OBJETIVO A:
No texto sobre as meias-finais de Portugal, quem marcou os golos portugueses contra a Holanda em 2004?
OBJETIVO B:
Atualize o trecho do texto sobre as meias-finais de Portugal que abre com as palavras contendo "O Observador vai" e fecha com "não só, claro.", trocando "balneário" por "vestiário".

Cinco. Portugal vai disputar uma meia-final pela quinta vez na sua história e só numa delas houve um desfecho feliz. Foi em 2004, em casa, quando Portugal enganou a Holanda, com golos do miúdo Cristiano Ronaldo e Maniche. O golo daquela gente da nação da Laranja Mecânica foi marcado por… um português. Jorge Andrade, “com a ganância” de não deixar Ruud van Nistelrooy chegar à bola, fez um chapéu perfeito a Ricardo ao tentar cortar a bola. Quando vê Maniche, ainda lhe agradece. “Salvou-me a pele”, conta o ex-central ao Observador, na véspera do Portugal-Gales.
A estreia de Portugal em Campeonatos da Europa levou-o às “meias” do Euro-84. Tal e qual como Gales, que apenas havia disputado um Campeonato do Mundo, em 1958, no qual só caiu nos quartos-de-final, perante o Brasil de Pelé. Foi o génio da camisola 10 que resolveu, com um toque à Pelé. Em 1984 o Europeu era em França e os portugueses caíram no prolongamento contra a equipa da casa. Em 2000, com Humberto Coelho ao leme, Portugal voltou a cair nas meias-finais, novamente contra a França. Quem não se lembra do penálti de Abel Xavier?
O regresso à ribalta aconteceu em 2004, como já vimos, para depois lá regressar em 2012. Aí, contra a campeã europeia e mundial, a Espanha, Portugal bateu-se muito bem e em nada foi inferior. Foi preciso ir a penáltis. Cristiano Ronaldo ficou para último, mas nunca chegaria a bater, porque Bruno Alves e João Moutinho falhariam antes dele. Talvez por isso seja tão importante o tal vídeo que anda a circular, no qual Ronaldo pega em Moutinho e tira-lhe a pressão para o penálti vs. Polónia: se falhares, falhaste. Foi capitão e, a julgar pelas reações nas redes sociais, deixou o povo orgulhoso.
O Observador vai contar a história das quatro meias-finais, recorrendo a protagonistas que as viveram (com exceção para 2012). Têm a palavra Jaime Pacheco, António Sousa, António Veloso, Abel Xavier e Jorge Andrade. Rrrrrrrrrrola a bola…
1984
A seleção de 84 tinha quatro treinadores — Fernando Cabrita, Toni, Morais e José Augusto — e um balneário dividido. Alemanha Ocidental, Roménia e Espanha foram um osso duro de roer na fase de grupos, mas os portugueses seguiram em frente. Chegava a seguir, nas meias-finais, a França de Michel Platini. E não só, claro.
“A França tinha [Alain] Giresse, [Michel] Platini, [Jean] Tigana, [Jean-François] Domergue, que não tinha feito nenhum golo até ali e contra nós marcou dois”, lembra Jaime Pacheco. Os portugueses sonhavam com uma final na estreia em Campeonatos da Europa, mas a coisa não seria assim.

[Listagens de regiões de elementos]
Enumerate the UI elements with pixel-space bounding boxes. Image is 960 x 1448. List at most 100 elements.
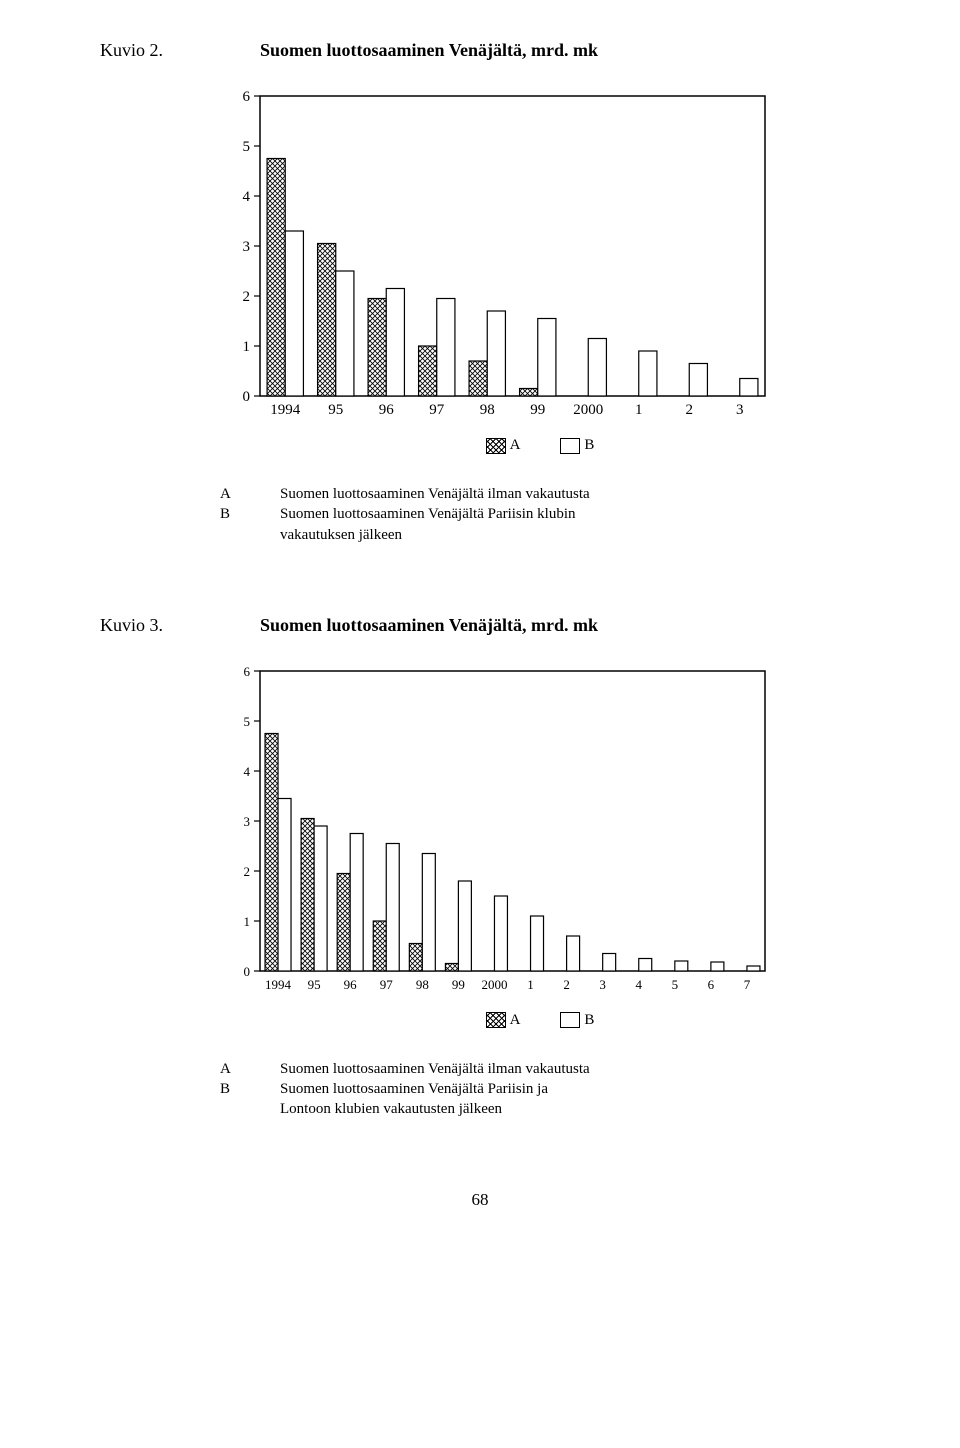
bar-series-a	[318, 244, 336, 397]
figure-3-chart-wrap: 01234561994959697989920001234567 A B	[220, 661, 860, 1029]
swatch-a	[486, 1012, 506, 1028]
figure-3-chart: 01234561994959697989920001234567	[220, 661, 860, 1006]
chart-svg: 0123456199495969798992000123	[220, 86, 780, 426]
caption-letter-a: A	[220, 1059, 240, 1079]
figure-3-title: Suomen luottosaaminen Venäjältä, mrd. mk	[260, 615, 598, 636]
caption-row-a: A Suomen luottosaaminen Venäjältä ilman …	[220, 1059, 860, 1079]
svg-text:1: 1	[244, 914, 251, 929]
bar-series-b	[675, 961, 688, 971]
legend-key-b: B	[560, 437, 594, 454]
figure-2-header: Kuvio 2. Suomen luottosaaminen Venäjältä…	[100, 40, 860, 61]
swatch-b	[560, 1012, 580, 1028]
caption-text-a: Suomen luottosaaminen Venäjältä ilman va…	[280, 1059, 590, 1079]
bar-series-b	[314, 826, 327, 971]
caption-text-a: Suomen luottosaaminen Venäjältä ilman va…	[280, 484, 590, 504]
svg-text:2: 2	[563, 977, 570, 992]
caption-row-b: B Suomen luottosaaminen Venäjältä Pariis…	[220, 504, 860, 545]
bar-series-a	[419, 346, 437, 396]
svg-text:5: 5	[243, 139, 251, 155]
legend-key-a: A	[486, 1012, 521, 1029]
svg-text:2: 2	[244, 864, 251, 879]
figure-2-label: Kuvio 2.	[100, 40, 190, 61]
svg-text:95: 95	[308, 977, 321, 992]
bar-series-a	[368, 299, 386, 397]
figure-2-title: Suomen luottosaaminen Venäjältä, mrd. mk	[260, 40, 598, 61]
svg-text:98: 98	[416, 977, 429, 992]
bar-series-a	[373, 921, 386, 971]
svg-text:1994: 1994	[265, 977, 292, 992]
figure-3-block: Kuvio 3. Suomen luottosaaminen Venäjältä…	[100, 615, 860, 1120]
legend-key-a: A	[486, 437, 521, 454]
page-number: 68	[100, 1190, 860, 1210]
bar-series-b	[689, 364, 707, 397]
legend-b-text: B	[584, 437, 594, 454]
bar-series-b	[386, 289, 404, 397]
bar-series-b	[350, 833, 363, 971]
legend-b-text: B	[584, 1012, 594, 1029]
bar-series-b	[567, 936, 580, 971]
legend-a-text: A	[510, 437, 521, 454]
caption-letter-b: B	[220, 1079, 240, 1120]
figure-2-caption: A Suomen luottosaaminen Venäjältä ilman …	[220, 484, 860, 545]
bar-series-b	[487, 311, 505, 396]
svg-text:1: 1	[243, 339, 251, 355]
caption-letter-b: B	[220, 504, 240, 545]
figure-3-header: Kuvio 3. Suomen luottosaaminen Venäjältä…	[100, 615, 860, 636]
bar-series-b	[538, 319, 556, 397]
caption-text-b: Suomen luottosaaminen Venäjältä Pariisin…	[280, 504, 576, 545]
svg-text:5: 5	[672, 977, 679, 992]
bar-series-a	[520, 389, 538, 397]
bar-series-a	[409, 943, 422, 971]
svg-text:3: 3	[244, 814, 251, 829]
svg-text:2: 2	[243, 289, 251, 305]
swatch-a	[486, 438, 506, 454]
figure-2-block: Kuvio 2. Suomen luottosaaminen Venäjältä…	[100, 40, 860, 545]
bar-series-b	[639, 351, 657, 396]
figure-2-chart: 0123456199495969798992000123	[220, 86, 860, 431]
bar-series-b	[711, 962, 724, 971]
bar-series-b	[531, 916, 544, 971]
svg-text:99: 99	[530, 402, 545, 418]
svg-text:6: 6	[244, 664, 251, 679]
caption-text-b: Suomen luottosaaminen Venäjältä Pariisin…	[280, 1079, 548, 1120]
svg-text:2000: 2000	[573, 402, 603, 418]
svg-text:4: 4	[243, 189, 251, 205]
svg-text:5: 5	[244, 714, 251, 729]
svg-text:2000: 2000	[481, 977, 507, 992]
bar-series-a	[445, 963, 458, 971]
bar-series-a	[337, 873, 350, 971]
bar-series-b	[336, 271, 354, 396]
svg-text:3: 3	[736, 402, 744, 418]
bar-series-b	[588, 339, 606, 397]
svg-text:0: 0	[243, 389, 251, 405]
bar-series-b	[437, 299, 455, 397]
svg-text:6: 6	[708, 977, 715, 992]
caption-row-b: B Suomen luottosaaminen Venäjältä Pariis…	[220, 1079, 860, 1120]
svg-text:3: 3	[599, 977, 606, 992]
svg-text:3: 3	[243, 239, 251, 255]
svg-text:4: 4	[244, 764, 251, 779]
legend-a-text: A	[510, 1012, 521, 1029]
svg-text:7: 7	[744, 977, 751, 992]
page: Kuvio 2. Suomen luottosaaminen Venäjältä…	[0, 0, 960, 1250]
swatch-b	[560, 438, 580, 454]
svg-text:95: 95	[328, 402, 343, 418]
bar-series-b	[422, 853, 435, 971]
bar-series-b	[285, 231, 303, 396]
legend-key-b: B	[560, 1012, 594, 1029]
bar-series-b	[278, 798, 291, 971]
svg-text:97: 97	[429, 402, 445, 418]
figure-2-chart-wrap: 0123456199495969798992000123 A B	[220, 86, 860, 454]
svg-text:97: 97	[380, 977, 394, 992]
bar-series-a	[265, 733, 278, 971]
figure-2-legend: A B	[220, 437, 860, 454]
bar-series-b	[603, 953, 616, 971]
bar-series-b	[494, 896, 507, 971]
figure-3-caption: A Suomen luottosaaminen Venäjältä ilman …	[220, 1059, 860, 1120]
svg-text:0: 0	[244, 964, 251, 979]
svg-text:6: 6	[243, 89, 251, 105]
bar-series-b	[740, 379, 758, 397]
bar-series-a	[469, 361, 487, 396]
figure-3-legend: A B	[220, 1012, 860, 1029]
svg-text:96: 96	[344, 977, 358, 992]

==

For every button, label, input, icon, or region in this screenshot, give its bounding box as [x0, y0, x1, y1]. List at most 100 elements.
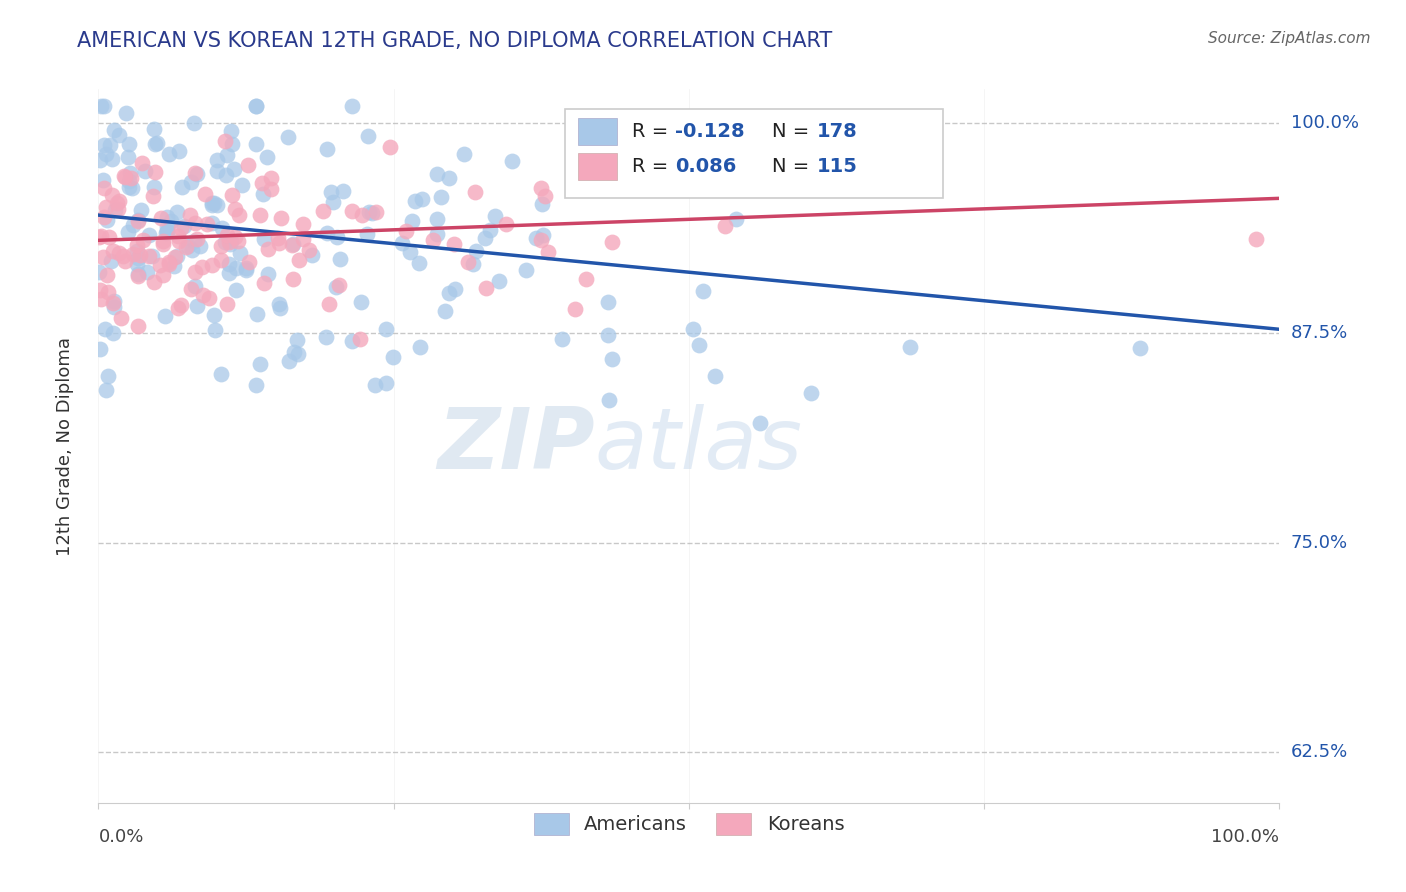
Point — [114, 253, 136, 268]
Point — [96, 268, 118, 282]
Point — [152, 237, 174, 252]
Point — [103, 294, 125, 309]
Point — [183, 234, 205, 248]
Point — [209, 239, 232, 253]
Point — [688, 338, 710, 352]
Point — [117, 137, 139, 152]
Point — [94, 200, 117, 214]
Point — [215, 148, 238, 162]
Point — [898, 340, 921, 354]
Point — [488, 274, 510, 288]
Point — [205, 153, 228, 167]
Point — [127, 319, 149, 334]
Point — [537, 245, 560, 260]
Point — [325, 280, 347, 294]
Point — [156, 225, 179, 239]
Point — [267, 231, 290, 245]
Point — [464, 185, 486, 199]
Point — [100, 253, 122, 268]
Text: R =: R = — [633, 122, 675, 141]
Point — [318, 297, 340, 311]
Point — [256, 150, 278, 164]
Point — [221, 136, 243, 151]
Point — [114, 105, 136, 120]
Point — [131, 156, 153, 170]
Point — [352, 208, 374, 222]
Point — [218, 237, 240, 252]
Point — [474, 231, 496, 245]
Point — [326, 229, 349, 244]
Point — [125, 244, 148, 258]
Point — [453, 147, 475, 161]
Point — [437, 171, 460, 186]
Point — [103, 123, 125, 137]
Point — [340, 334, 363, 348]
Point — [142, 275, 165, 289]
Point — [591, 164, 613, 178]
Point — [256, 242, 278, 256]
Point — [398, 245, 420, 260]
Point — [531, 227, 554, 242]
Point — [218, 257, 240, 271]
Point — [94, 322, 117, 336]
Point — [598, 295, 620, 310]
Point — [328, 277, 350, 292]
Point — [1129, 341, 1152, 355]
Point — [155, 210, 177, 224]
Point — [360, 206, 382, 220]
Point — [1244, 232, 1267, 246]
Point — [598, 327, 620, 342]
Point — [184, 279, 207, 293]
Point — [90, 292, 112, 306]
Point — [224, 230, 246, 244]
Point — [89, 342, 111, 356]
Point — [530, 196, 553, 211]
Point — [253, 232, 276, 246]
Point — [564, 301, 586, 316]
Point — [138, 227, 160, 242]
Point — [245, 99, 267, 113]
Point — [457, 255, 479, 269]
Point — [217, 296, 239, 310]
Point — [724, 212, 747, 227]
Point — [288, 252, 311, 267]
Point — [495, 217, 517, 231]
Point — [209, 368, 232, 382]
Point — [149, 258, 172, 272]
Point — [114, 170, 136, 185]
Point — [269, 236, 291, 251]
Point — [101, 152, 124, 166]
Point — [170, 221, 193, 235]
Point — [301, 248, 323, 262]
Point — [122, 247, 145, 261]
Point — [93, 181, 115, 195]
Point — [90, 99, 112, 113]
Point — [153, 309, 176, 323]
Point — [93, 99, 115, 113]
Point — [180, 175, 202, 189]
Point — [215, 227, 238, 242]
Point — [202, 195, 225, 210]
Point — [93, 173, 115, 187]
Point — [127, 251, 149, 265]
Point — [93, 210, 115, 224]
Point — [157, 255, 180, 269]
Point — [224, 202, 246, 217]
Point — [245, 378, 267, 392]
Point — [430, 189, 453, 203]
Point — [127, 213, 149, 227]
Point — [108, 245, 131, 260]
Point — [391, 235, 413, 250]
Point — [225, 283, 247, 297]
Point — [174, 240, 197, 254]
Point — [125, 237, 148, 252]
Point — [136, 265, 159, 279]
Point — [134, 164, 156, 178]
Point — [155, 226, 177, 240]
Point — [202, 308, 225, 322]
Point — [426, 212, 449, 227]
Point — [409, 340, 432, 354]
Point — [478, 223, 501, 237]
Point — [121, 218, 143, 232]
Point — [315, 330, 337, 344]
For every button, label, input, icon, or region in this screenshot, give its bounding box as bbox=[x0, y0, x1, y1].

SOLUÇÃO COMPLETA A:
Cristiano Ronaldo e Maniche.

SOLUÇÃO COMPLETA B:
O Observador vai contar a história das quatro meias-finais, recorrendo a protagonistas que as viveram (com exceção para 2012). Têm a palavra Jaime Pacheco, António Sousa, António Veloso, Abel Xavier e Jorge Andrade. Rrrrrrrrrrola a bola…
1984
A seleção de 84 tinha quatro treinadores — Fernando Cabrita, Toni, Morais e José Augusto — e um vestiário dividido. Alemanha Ocidental, Roménia e Espanha foram um osso duro de roer na fase de grupos, mas os portugueses seguiram em frente. Chegava a seguir, nas meias-finais, a França de Michel Platini. E não só, claro.